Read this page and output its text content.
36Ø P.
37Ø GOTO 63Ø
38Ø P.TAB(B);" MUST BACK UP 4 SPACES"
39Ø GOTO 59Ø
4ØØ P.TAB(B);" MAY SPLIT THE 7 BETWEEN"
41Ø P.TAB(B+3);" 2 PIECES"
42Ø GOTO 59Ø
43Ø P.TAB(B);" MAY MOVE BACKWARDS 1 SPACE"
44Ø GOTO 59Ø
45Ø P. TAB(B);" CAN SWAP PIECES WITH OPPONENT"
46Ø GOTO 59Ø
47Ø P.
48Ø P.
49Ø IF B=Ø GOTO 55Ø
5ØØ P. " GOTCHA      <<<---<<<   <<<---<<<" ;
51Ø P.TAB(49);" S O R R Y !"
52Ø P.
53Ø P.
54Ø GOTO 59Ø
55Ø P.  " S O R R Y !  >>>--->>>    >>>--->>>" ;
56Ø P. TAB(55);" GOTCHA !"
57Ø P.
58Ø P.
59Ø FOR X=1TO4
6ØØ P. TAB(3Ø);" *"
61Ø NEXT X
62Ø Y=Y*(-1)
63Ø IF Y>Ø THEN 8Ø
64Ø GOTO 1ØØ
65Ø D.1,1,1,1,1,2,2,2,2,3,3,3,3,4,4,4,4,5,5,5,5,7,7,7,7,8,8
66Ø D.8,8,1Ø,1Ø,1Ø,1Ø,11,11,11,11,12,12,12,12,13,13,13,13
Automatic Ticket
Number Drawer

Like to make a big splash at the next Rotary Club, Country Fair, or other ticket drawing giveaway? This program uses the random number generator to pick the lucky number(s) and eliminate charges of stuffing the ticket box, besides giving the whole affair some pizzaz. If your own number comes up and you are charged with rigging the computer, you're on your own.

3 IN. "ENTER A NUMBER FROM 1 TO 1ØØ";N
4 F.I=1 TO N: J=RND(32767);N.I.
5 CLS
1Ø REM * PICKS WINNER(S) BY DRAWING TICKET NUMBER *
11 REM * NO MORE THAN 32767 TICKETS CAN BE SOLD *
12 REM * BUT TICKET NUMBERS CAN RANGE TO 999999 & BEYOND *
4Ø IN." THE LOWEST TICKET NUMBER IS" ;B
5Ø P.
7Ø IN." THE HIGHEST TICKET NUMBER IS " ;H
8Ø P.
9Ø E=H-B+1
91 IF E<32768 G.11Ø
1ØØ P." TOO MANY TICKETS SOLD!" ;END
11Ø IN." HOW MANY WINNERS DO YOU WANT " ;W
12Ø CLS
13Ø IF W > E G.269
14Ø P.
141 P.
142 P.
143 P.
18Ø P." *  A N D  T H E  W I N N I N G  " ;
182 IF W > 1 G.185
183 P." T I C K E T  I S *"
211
========
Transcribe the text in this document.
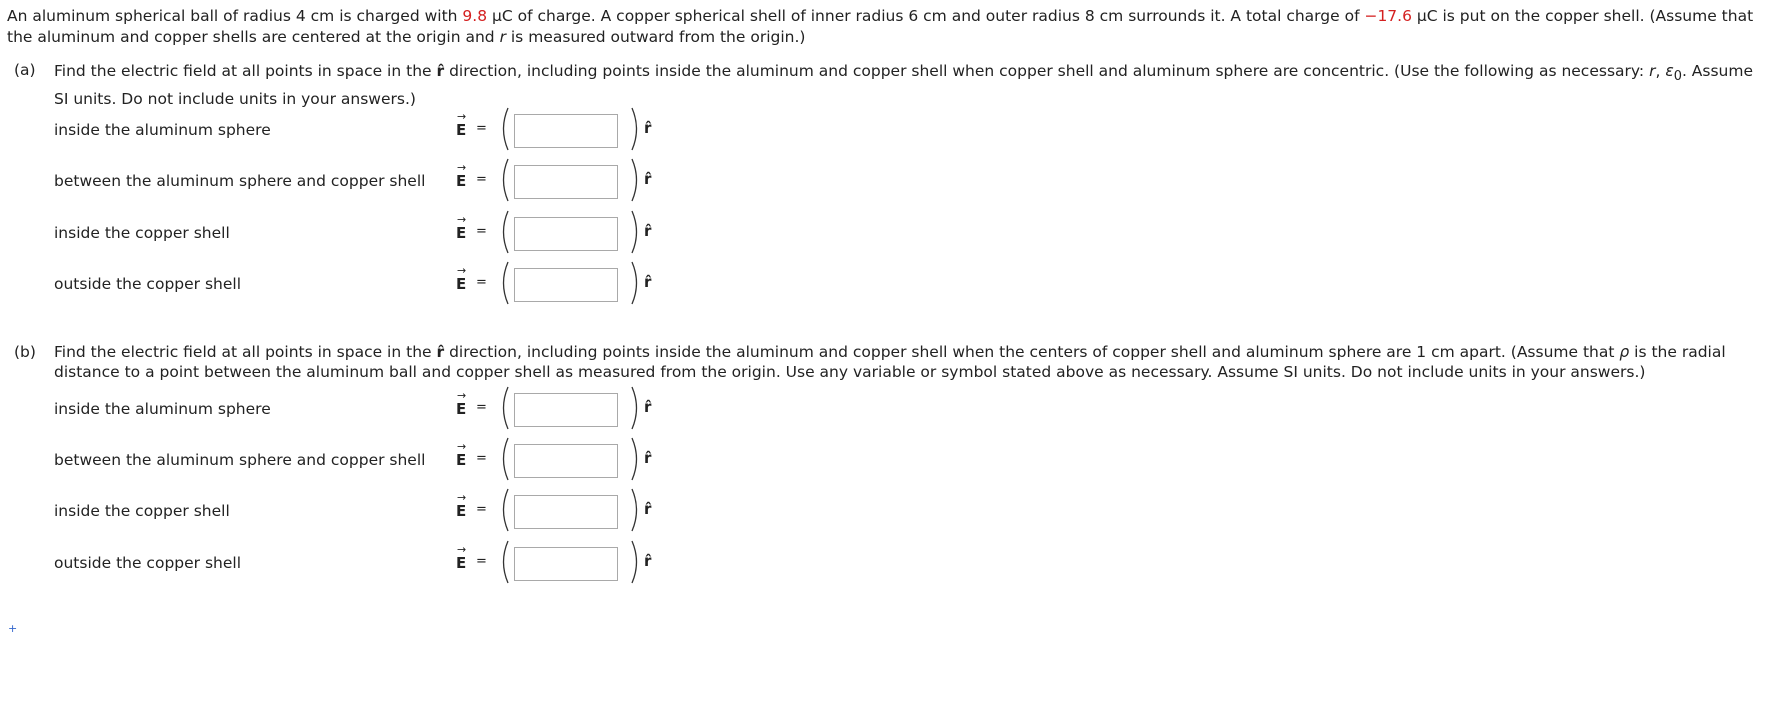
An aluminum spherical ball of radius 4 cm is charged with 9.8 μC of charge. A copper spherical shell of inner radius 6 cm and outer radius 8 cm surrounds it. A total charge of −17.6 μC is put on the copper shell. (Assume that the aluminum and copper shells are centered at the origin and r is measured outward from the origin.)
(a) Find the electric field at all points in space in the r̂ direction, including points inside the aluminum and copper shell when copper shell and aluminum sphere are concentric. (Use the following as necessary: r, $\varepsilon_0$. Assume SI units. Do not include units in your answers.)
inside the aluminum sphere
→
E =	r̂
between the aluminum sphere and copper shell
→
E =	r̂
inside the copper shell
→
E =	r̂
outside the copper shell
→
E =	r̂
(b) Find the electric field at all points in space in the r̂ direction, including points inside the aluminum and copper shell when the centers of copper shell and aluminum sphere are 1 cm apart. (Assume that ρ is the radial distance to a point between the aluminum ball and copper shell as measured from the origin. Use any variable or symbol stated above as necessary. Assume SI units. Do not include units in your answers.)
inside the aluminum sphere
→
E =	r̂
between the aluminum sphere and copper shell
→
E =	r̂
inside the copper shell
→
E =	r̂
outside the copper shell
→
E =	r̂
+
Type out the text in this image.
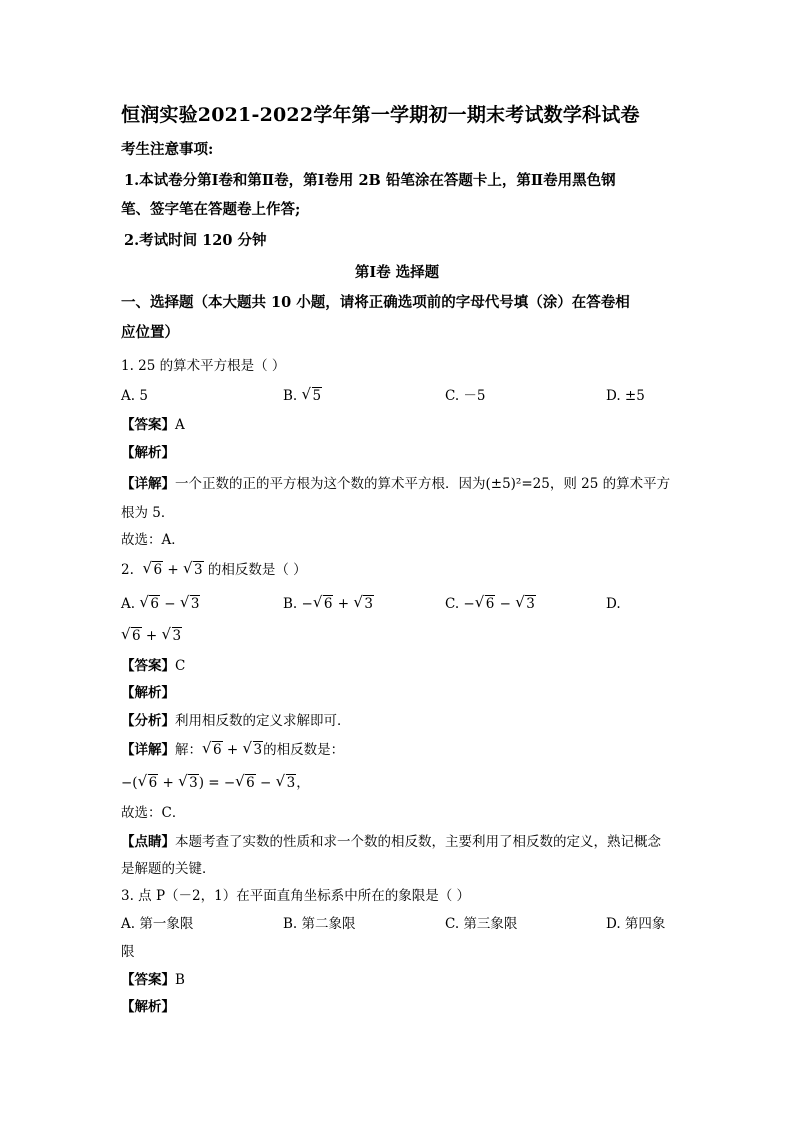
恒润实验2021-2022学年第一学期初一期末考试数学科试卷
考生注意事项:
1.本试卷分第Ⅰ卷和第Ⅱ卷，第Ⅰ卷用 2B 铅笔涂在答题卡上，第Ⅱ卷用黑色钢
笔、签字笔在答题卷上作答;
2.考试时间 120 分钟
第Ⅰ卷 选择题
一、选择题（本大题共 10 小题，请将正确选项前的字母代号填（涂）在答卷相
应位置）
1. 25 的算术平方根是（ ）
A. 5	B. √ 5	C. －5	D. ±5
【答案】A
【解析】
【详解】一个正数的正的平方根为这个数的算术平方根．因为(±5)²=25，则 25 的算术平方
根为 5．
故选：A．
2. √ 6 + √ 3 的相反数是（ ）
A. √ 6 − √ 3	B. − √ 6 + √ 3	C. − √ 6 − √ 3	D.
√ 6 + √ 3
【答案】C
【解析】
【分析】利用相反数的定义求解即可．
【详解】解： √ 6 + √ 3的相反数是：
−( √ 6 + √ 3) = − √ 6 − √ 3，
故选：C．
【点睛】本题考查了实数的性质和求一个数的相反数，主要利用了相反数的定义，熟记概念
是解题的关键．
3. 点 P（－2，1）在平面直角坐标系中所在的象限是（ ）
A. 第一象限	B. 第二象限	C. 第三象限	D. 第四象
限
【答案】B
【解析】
========
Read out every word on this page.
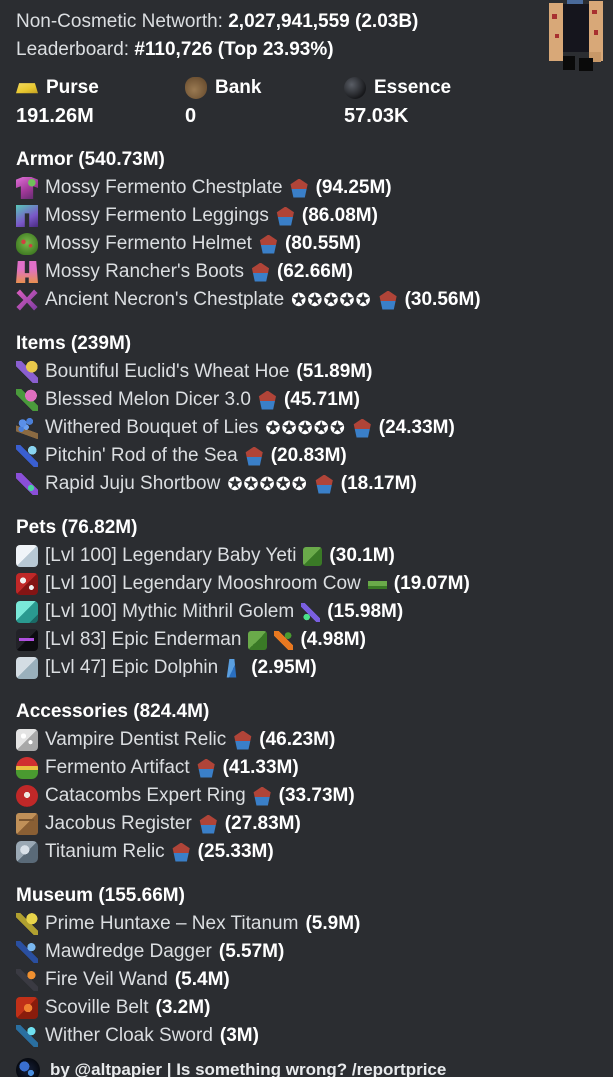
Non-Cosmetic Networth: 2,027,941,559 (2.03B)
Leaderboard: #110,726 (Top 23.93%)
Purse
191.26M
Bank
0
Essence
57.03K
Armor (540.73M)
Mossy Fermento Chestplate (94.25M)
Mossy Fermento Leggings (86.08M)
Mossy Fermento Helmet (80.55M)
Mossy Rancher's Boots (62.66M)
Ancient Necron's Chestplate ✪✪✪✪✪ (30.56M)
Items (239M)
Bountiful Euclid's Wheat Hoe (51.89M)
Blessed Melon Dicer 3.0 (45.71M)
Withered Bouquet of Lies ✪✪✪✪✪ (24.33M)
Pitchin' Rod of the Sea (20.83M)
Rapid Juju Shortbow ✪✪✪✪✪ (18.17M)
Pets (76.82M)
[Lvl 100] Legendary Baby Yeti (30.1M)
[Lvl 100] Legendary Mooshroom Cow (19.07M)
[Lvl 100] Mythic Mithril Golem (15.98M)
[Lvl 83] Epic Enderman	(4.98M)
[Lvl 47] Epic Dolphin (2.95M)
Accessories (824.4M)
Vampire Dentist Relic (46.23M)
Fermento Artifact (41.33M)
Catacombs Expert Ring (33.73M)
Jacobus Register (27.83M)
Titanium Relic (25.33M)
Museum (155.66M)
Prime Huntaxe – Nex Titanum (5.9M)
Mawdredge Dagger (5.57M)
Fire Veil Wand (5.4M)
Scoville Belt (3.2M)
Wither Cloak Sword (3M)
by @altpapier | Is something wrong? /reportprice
========
§ Your objective
From the records above, copy every line that holds the word "points".

§ Result of the exercise
(a) Find the electric field at all points in space in the r̂ direction, including points inside the aluminum and copper shell when copper shell and aluminum sphere are concentric. (Use the following as necessary: r, $\varepsilon_0$. Assume SI units. Do not include units in your answers.)
(b) Find the electric field at all points in space in the r̂ direction, including points inside the aluminum and copper shell when the centers of copper shell and aluminum sphere are 1 cm apart. (Assume that ρ is the radial distance to a point between the aluminum ball and copper shell as measured from the origin. Use any variable or symbol stated above as necessary. Assume SI units. Do not include units in your answers.)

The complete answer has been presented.